• Records shown:
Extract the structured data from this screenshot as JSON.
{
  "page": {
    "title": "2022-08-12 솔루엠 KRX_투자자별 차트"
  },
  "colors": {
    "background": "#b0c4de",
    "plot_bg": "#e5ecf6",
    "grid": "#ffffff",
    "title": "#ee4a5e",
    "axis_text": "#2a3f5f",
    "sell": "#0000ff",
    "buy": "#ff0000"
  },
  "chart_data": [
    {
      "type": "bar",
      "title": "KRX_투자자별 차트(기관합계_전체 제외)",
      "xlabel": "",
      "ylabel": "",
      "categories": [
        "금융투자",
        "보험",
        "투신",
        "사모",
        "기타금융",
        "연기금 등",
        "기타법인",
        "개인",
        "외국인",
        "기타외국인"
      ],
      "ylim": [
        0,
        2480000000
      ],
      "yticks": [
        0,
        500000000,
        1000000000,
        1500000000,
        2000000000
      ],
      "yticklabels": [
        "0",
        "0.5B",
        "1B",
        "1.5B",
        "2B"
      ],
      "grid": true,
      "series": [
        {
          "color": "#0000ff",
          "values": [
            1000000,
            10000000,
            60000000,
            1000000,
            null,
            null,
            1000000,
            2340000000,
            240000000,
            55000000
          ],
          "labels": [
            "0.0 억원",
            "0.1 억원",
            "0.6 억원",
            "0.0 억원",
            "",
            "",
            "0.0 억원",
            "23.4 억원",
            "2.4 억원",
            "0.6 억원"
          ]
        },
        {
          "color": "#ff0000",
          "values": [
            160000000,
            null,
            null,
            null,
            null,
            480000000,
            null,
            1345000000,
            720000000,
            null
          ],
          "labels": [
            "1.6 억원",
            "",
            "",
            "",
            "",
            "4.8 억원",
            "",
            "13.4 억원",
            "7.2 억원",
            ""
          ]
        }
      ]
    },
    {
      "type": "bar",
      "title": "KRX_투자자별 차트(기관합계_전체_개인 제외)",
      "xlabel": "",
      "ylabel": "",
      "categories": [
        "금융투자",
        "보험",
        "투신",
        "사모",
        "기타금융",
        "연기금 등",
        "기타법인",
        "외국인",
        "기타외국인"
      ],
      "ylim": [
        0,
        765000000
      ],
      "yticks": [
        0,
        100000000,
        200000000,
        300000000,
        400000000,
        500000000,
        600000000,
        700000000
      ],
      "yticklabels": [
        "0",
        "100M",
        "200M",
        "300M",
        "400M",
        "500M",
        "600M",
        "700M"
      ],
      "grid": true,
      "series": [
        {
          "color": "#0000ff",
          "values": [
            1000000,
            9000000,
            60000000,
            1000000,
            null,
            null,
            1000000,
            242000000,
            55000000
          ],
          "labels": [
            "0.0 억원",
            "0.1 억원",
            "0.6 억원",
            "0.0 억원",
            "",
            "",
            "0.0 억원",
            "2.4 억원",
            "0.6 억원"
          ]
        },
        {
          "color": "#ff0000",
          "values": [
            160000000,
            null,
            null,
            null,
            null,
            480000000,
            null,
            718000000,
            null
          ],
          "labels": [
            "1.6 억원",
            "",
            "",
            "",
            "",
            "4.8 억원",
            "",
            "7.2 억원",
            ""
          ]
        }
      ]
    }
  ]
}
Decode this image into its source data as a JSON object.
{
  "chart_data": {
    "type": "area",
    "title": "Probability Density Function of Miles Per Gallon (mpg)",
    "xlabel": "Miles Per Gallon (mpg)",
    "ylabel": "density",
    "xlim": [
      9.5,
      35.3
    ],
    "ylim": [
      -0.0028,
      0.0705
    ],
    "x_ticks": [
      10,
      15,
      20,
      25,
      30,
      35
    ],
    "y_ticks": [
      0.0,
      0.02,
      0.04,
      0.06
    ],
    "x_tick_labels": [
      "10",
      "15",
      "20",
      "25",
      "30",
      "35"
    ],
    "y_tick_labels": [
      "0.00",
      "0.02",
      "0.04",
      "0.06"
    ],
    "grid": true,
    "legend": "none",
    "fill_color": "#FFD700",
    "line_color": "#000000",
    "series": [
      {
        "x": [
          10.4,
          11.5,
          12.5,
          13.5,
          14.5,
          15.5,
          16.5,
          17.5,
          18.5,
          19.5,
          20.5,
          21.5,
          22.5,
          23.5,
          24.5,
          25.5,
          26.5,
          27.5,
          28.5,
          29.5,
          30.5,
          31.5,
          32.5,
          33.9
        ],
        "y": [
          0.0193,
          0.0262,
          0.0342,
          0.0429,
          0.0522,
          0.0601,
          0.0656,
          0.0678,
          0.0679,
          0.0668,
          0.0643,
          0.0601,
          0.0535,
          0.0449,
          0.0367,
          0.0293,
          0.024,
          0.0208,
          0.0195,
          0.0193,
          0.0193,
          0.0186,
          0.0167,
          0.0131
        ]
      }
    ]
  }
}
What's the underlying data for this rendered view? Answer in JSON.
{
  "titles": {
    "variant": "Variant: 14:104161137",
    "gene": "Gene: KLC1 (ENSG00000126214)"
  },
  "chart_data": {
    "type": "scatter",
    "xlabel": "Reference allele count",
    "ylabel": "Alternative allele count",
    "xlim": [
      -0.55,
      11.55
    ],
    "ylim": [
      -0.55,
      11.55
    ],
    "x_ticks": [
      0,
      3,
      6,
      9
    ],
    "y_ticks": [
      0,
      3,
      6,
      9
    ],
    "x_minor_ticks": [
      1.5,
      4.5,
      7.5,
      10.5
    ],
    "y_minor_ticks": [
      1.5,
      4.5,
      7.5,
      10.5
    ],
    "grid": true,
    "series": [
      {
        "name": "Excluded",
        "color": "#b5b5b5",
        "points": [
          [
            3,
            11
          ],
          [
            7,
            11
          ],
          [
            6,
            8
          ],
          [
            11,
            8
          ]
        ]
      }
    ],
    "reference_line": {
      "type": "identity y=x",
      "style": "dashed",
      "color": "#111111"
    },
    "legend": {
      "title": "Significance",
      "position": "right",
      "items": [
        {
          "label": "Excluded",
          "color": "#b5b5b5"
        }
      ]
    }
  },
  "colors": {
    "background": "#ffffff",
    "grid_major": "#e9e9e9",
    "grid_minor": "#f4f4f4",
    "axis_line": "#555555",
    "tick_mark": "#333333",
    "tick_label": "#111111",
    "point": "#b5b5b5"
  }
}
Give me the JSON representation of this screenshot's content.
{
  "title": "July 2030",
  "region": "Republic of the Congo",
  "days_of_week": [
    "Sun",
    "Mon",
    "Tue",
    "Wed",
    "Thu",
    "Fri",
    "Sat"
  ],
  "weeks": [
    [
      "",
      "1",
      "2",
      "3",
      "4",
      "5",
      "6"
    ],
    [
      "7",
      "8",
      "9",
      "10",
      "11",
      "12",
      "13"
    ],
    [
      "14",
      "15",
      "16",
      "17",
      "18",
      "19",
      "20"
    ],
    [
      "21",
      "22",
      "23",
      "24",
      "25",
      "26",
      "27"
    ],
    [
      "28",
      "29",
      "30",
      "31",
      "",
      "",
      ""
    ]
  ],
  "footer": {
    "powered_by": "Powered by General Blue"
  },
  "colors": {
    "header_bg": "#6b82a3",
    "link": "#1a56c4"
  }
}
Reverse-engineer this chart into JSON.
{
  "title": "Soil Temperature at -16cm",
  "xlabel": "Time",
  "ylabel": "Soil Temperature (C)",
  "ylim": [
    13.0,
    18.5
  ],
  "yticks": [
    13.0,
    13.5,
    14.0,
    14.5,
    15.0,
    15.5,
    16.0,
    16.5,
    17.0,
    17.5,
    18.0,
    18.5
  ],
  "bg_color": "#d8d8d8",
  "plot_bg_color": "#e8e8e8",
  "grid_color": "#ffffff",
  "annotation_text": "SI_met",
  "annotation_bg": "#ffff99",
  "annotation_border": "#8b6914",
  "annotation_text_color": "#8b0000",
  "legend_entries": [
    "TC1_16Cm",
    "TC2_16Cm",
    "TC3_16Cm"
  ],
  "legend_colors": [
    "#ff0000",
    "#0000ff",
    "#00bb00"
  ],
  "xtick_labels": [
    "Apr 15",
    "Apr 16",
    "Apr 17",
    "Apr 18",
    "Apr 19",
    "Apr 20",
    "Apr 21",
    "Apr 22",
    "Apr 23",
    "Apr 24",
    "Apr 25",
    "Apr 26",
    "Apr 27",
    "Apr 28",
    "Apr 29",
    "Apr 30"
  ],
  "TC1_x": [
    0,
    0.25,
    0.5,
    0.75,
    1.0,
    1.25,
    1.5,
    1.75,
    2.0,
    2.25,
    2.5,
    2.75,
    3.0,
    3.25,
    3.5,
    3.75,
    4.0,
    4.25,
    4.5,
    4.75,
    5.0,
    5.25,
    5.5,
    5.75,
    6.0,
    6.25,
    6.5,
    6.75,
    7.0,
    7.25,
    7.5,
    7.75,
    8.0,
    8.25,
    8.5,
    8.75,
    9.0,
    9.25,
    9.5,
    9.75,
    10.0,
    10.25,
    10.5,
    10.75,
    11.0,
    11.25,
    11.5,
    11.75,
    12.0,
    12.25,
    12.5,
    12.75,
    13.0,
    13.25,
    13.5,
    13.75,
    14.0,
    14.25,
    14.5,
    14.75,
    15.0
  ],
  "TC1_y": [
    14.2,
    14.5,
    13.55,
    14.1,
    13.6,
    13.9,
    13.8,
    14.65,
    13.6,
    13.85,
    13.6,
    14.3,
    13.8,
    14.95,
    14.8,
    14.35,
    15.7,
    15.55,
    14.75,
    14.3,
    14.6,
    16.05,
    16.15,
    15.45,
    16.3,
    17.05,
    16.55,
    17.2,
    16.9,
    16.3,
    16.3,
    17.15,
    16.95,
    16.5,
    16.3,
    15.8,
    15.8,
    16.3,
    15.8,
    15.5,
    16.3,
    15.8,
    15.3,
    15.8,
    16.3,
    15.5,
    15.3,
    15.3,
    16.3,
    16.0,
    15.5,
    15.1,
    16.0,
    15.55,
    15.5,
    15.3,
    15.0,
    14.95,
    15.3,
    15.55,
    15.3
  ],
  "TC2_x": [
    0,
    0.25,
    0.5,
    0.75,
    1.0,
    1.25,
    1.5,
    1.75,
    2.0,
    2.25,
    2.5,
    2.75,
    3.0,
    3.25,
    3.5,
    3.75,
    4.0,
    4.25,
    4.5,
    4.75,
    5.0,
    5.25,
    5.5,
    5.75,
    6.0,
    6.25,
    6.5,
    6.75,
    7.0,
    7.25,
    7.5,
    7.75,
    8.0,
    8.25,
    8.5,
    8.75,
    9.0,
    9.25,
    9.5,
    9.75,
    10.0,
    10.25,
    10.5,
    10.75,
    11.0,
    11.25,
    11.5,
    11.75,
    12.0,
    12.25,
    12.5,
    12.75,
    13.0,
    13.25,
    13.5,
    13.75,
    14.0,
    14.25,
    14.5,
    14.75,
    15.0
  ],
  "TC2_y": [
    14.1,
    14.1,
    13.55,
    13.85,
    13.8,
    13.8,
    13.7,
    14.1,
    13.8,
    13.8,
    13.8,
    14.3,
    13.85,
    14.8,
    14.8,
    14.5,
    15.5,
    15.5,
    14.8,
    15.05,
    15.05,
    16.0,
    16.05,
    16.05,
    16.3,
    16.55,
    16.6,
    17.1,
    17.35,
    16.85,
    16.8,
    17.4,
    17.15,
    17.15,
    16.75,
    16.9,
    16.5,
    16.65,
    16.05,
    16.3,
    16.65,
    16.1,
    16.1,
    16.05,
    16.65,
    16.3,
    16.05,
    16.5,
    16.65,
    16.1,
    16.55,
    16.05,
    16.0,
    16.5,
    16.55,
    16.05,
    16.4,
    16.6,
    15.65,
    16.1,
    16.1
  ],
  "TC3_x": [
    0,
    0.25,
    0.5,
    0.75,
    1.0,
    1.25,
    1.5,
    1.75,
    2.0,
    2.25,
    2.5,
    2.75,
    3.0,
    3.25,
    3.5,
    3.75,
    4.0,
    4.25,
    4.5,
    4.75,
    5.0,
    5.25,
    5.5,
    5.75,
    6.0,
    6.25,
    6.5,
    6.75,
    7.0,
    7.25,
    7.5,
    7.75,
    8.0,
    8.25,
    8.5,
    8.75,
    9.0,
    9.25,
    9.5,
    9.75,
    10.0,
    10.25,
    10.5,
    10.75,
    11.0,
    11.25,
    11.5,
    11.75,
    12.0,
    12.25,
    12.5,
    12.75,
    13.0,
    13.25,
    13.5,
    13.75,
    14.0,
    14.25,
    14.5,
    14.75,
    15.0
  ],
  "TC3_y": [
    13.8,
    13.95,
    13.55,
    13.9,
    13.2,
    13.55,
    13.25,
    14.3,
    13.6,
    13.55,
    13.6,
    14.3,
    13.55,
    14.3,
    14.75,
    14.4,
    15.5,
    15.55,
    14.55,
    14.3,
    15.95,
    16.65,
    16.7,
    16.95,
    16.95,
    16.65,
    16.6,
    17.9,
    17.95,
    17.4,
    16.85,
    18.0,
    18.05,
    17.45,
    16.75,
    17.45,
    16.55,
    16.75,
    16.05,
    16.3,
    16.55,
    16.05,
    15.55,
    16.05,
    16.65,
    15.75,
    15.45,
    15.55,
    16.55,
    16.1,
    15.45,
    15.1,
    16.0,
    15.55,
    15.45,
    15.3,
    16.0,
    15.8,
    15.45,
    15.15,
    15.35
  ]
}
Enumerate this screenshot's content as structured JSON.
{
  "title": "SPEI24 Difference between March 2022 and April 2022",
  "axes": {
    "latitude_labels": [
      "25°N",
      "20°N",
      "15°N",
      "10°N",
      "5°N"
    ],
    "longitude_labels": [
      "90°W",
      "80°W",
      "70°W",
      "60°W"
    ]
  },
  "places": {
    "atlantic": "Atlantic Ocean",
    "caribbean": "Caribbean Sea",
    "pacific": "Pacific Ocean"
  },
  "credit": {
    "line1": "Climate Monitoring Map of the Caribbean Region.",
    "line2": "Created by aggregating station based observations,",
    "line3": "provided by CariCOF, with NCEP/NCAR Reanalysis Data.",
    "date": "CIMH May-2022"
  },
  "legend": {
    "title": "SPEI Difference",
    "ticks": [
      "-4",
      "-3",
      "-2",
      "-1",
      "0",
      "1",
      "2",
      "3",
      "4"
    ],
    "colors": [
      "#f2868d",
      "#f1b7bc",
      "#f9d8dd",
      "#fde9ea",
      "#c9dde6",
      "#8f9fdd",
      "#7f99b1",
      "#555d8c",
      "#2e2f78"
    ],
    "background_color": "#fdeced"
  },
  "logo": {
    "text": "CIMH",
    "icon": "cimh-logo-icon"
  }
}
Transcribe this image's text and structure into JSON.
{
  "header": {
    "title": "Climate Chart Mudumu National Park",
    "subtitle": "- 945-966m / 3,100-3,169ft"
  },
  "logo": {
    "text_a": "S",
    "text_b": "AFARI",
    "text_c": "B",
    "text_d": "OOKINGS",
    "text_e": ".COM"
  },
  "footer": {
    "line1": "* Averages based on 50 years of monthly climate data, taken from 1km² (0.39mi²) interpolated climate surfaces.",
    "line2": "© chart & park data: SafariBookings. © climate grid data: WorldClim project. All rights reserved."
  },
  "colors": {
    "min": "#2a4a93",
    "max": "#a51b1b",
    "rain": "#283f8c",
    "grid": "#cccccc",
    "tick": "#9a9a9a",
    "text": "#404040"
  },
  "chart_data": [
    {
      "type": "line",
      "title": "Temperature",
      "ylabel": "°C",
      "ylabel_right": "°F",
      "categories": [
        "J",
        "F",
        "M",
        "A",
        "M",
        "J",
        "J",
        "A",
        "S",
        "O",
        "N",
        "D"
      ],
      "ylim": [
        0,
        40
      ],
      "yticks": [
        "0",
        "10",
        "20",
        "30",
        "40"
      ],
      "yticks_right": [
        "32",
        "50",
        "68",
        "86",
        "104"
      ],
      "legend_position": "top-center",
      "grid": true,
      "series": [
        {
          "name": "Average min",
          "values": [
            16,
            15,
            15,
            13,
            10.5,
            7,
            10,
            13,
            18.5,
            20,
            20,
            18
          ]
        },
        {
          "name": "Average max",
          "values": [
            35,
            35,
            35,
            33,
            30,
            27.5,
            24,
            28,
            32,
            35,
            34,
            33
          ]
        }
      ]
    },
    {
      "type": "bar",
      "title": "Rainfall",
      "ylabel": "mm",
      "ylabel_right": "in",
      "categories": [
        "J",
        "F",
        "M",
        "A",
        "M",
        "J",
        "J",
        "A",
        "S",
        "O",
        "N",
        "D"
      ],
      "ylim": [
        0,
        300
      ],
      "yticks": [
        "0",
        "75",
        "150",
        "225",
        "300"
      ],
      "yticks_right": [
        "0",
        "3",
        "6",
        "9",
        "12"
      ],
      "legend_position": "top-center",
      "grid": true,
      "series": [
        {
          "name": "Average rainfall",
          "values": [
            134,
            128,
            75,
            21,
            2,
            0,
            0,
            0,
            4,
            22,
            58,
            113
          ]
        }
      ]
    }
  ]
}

• Given request:
All lines of the data above that include the word "based" must be shown.

• Problem solution:
    "line2": "Created by aggregating station based observations,",
    "line1": "* Averages based on 50 years of monthly climate data, taken from 1km² (0.39mi²) interpolated climate surfaces.",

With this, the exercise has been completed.